**Dataset items:**
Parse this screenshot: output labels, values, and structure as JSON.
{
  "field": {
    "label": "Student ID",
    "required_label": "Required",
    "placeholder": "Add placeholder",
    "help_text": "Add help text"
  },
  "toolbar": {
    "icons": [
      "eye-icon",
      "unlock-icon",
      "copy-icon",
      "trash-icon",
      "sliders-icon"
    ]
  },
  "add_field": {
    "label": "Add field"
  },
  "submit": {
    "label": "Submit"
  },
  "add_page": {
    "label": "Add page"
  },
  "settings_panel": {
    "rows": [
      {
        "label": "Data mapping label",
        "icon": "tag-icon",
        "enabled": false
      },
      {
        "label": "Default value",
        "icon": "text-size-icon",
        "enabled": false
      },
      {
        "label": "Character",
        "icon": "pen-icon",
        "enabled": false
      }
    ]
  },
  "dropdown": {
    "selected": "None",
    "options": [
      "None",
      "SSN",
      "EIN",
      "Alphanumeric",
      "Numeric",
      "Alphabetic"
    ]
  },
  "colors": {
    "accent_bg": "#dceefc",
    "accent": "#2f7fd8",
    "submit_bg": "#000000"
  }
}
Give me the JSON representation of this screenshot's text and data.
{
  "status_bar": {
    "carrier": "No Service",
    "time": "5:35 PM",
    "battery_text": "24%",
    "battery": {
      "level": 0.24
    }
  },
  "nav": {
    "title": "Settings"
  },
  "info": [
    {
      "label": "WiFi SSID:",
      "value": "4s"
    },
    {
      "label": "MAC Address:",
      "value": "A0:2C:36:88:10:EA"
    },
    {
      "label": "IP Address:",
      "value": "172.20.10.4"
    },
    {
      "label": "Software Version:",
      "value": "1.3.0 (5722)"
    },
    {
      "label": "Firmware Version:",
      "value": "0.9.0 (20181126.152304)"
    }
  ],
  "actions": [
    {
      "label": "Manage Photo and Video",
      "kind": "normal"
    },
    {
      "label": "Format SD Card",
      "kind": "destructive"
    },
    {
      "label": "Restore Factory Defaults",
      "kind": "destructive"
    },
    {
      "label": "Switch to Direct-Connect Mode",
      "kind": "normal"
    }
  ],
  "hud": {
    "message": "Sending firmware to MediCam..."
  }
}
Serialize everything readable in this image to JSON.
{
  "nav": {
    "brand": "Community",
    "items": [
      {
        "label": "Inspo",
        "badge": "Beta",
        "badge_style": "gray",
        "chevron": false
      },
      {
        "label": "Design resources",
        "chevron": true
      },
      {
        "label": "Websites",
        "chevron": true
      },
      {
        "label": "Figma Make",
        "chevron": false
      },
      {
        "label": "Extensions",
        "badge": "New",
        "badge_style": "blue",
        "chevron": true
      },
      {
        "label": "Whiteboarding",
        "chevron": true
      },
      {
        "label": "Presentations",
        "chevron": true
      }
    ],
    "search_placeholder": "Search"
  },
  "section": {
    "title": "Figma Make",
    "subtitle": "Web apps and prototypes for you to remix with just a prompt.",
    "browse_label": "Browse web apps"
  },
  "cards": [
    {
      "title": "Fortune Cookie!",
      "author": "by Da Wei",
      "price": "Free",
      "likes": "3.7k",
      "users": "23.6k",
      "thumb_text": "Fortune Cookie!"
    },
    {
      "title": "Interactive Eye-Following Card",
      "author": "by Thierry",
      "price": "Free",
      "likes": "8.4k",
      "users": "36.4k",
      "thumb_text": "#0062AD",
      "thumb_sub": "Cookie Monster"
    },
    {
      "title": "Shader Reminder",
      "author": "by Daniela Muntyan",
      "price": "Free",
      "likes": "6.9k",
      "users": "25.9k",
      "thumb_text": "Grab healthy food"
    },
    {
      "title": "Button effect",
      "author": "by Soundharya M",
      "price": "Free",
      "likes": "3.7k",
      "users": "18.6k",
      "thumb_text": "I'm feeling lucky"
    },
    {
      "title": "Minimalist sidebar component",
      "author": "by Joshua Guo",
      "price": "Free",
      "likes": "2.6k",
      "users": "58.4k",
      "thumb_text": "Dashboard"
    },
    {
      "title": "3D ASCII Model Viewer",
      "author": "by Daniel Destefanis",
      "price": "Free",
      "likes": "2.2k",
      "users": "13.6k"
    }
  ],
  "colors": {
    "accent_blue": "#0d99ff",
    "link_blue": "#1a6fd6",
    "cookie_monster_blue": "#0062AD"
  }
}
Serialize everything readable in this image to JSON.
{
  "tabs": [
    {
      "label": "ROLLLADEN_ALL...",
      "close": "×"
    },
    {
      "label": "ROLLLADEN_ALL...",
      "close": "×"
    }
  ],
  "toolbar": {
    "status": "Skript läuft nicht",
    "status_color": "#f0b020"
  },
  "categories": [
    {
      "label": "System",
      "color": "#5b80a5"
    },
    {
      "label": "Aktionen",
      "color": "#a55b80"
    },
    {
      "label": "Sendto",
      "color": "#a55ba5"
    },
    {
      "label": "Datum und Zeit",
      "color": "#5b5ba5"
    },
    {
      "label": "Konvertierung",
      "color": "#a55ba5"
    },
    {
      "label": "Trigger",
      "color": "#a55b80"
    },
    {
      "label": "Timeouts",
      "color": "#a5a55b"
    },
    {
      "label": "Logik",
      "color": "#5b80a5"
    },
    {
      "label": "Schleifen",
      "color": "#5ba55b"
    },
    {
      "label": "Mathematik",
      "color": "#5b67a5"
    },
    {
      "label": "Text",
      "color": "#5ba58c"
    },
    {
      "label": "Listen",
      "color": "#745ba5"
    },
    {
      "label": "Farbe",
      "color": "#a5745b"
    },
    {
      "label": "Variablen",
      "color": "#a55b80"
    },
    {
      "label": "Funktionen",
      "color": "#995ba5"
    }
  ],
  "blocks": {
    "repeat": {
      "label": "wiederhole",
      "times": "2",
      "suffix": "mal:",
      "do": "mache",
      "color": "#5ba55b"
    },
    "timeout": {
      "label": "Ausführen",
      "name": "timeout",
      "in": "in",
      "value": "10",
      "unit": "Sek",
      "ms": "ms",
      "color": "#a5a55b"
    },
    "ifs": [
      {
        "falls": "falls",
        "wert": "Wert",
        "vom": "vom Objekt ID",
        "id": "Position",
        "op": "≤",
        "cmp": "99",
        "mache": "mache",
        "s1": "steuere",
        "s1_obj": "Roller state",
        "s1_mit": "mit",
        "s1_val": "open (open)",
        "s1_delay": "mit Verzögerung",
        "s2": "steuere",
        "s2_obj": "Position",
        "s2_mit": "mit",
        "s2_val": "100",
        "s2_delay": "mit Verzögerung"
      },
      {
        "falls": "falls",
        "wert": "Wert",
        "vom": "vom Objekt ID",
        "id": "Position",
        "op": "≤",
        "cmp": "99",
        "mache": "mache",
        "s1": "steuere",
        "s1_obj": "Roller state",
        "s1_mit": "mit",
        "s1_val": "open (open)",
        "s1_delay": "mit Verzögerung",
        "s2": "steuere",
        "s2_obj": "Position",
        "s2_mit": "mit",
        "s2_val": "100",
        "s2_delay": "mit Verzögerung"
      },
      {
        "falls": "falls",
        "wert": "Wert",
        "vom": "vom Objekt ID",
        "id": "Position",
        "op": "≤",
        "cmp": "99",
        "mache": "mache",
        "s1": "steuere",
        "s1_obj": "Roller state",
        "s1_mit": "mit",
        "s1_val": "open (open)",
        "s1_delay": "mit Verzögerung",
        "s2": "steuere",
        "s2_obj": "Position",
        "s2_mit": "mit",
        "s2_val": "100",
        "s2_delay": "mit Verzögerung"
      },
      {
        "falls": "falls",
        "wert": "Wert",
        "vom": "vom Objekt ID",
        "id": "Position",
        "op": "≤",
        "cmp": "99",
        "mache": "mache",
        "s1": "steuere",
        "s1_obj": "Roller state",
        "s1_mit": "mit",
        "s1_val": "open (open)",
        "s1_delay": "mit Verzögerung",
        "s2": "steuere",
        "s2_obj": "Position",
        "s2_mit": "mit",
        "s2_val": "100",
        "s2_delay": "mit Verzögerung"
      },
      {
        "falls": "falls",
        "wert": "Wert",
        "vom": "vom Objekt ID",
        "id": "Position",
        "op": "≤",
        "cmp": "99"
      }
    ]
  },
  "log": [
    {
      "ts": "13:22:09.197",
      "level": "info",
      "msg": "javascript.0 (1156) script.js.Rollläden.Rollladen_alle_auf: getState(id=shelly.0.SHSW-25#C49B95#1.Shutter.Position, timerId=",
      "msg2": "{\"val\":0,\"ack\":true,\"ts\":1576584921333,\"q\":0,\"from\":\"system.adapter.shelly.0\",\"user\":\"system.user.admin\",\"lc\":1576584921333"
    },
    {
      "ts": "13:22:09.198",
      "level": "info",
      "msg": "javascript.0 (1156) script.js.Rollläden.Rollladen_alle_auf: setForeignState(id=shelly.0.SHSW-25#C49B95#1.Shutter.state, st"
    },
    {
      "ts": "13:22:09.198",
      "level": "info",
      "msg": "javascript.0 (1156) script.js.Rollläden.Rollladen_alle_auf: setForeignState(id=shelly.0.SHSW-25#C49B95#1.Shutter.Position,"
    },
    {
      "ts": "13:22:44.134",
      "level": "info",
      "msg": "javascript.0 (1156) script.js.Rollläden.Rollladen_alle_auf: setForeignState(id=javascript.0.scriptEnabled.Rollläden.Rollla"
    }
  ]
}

**SET TASK:** Only lines that contain the word "javascript" are wanted; copy each of them.

**RESPONSE TO THIS TASK:**
      "msg": "javascript.0 (1156) script.js.Rollläden.Rollladen_alle_auf: getState(id=shelly.0.SHSW-25#C49B95#1.Shutter.Position, timerId=",
      "msg": "javascript.0 (1156) script.js.Rollläden.Rollladen_alle_auf: setForeignState(id=shelly.0.SHSW-25#C49B95#1.Shutter.state, st"
      "msg": "javascript.0 (1156) script.js.Rollläden.Rollladen_alle_auf: setForeignState(id=shelly.0.SHSW-25#C49B95#1.Shutter.Position,"
      "msg": "javascript.0 (1156) script.js.Rollläden.Rollladen_alle_auf: setForeignState(id=javascript.0.scriptEnabled.Rollläden.Rollla"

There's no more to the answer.